• **Short problem**
Print the data that follows exactly.

══════

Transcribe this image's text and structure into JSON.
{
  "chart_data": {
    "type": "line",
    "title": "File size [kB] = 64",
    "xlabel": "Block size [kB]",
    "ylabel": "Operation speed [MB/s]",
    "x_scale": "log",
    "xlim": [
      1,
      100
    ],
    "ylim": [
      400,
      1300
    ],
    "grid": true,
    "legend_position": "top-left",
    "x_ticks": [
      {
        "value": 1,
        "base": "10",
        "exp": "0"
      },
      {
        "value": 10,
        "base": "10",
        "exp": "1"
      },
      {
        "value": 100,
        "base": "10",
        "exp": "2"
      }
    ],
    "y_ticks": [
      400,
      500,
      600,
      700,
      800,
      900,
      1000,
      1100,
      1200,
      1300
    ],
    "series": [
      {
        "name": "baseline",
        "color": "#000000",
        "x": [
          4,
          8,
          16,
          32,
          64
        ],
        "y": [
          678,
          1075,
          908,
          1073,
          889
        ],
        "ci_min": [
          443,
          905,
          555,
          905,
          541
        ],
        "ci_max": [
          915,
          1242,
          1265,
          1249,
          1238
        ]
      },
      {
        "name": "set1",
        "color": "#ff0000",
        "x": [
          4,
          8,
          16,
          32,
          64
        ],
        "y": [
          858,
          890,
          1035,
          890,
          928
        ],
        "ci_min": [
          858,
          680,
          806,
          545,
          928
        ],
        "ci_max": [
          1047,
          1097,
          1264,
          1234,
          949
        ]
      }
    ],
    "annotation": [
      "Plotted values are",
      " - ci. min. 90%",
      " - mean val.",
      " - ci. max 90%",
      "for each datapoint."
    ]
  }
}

══════

• **Solution for this problem**
Transcribe this image's text and structure into JSON.
{
  "chart_data": {
    "type": "line",
    "title": "File size [kB] = 64",
    "xlabel": "Block size [kB]",
    "ylabel": "Operation speed [MB/s]",
    "x_scale": "log",
    "xlim": [
      1,
      100
    ],
    "ylim": [
      400,
      1300
    ],
    "grid": true,
    "legend_position": "top-left",
    "x_ticks": [
      {
        "value": 1,
        "base": "10",
        "exp": "0"
      },
      {
        "value": 10,
        "base": "10",
        "exp": "1"
      },
      {
        "value": 100,
        "base": "10",
        "exp": "2"
      }
    ],
    "y_ticks": [
      400,
      500,
      600,
      700,
      800,
      900,
      1000,
      1100,
      1200,
      1300
    ],
    "series": [
      {
        "name": "baseline",
        "color": "#000000",
        "x": [
          4,
          8,
          16,
          32,
          64
        ],
        "y": [
          678,
          1075,
          908,
          1073,
          889
        ],
        "ci_min": [
          443,
          905,
          555,
          905,
          541
        ],
        "ci_max": [
          915,
          1242,
          1265,
          1249,
          1238
        ]
      },
      {
        "name": "set1",
        "color": "#ff0000",
        "x": [
          4,
          8,
          16,
          32,
          64
        ],
        "y": [
          858,
          890,
          1035,
          890,
          928
        ],
        "ci_min": [
          858,
          680,
          806,
          545,
          928
        ],
        "ci_max": [
          1047,
          1097,
          1264,
          1234,
          949
        ]
      }
    ],
    "annotation": [
      "Plotted values are",
      " - ci. min. 90%",
      " - mean val.",
      " - ci. max 90%",
      "for each datapoint."
    ]
  }
}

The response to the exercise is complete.